## Directions for this task
Extract each line bearing the word "Provide".

Extracted data entries:
※
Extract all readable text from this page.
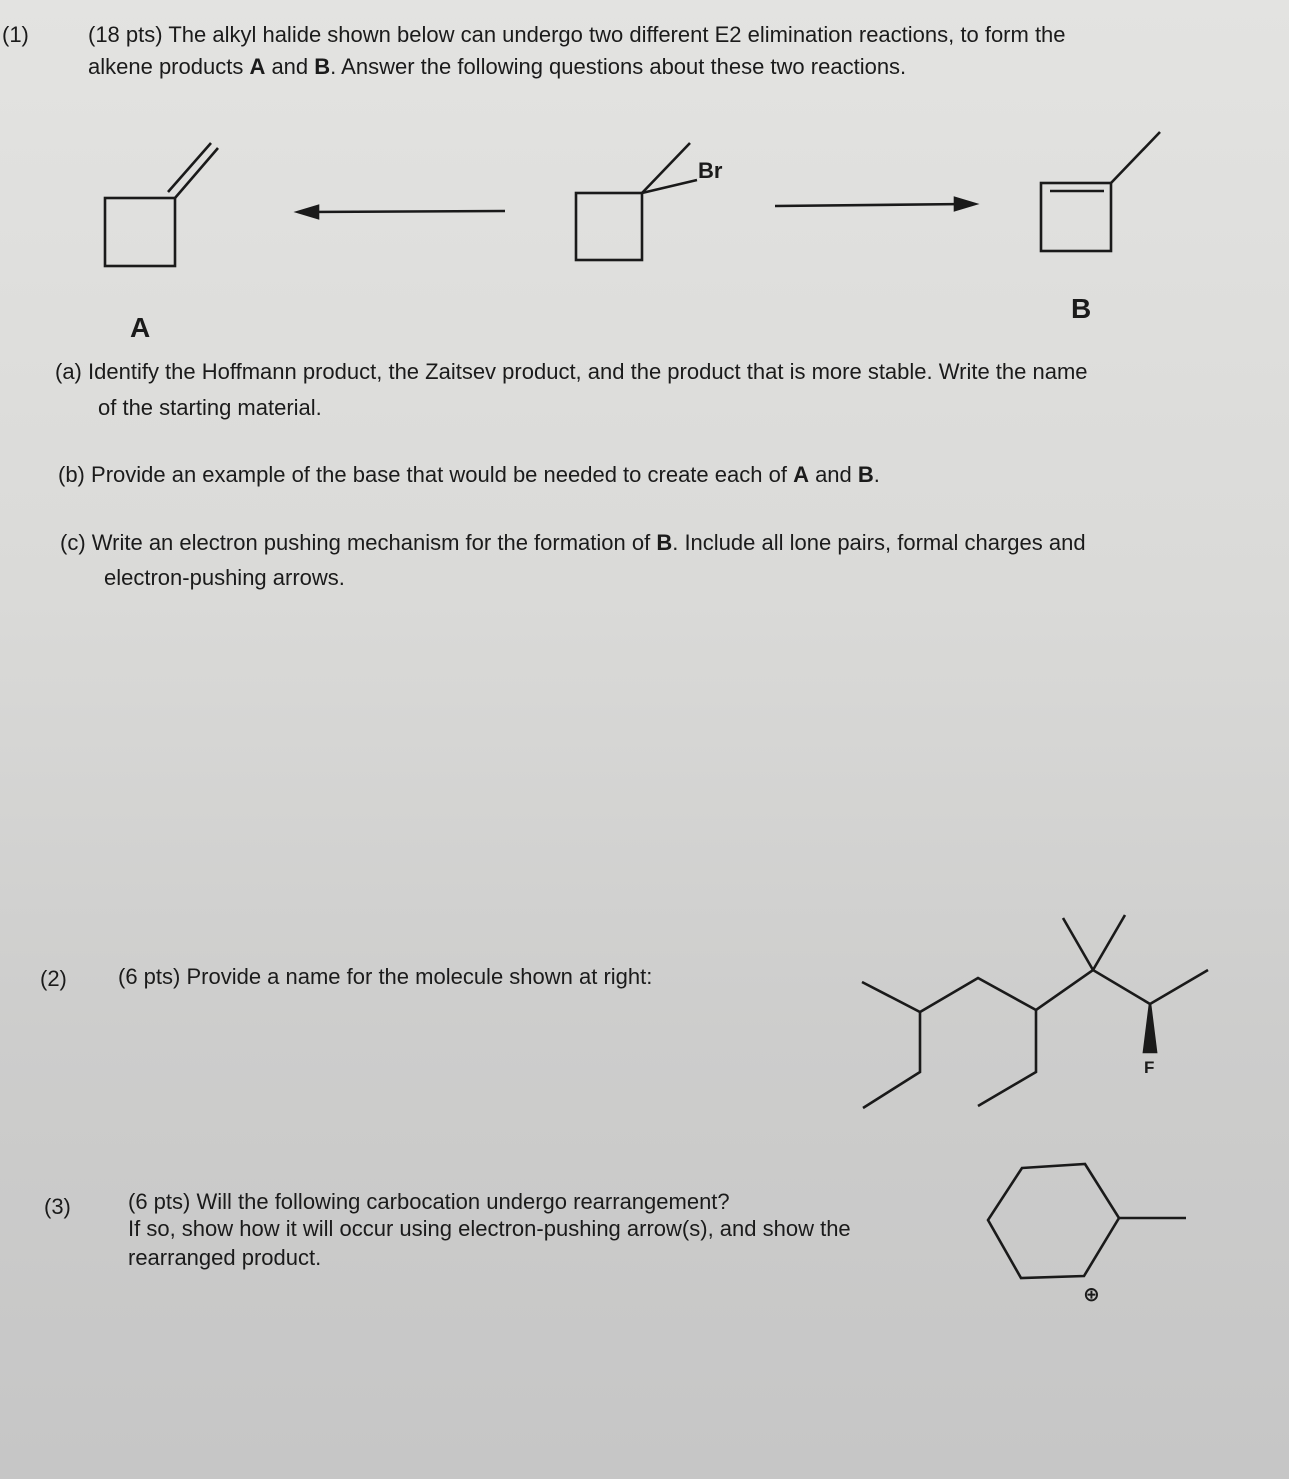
(1)	(18 pts) The alkyl halide shown below can undergo two different E2 elimination reactions, to form the
alkene products A and B. Answer the following questions about these two reactions.
Br
A
B
(a) Identify the Hoffmann product, the Zaitsev product, and the product that is more stable. Write the name
of the starting material.
(b) Provide an example of the base that would be needed to create each of A and B.
(c) Write an electron pushing mechanism for the formation of B. Include all lone pairs, formal charges and
electron-pushing arrows.
(2) (6 pts) Provide a name for the molecule shown at right:
F
(3)	(6 pts) Will the following carbocation undergo rearrangement?
If so, show how it will occur using electron-pushing arrow(s), and show the
rearranged product.
⊕
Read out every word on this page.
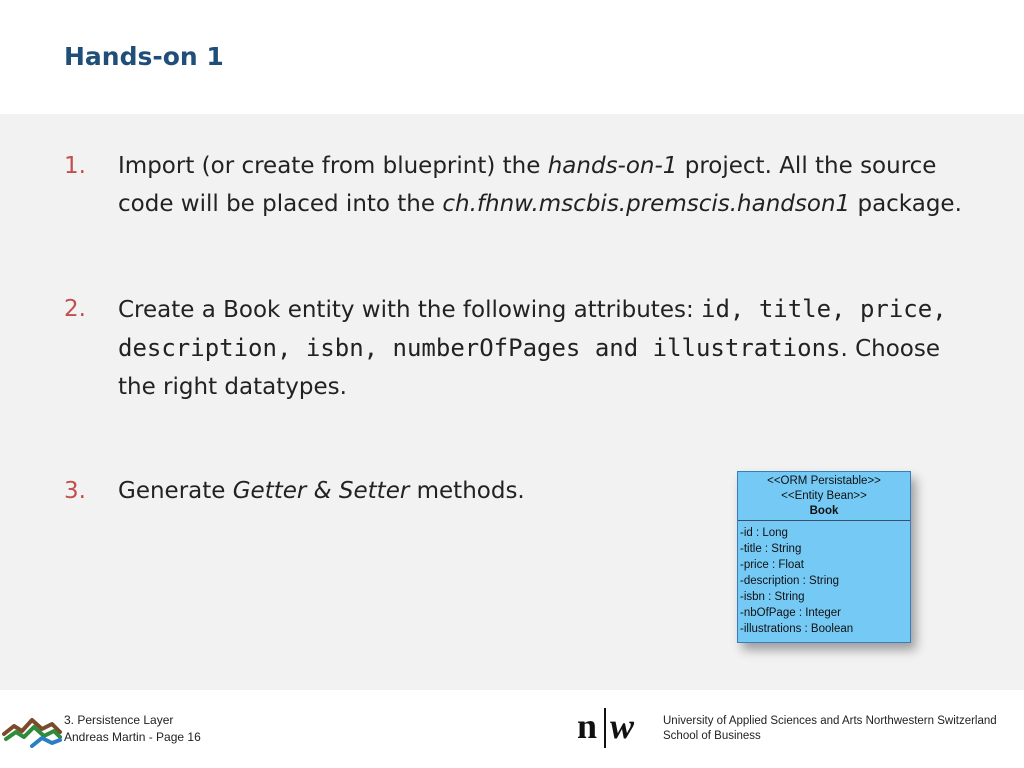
Hands-on 1
1. Import (or create from blueprint) the hands-on-1 project. All the source code will be placed into the ch.fhnw.mscbis.premscis.handson1 package.
2. Create a Book entity with the following attributes: id, title, price, description, isbn, numberOfPages and illustrations. Choose the right datatypes.
3. Generate Getter & Setter methods.	<<ORM Persistable>>
<<Entity Bean>>
Book
-id : Long
-title : String
-price : Float
-description : String
-isbn : String
-nbOfPage : Integer
-illustrations : Boolean
3. Persistence Layer
Andreas Martin - Page 16	n w	University of Applied Sciences and Arts Northwestern Switzerland
School of Business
※
## Exercise result
(b) Provide an example of the base that would be needed to create each of A and B.
(2) (6 pts) Provide a name for the molecule shown at right:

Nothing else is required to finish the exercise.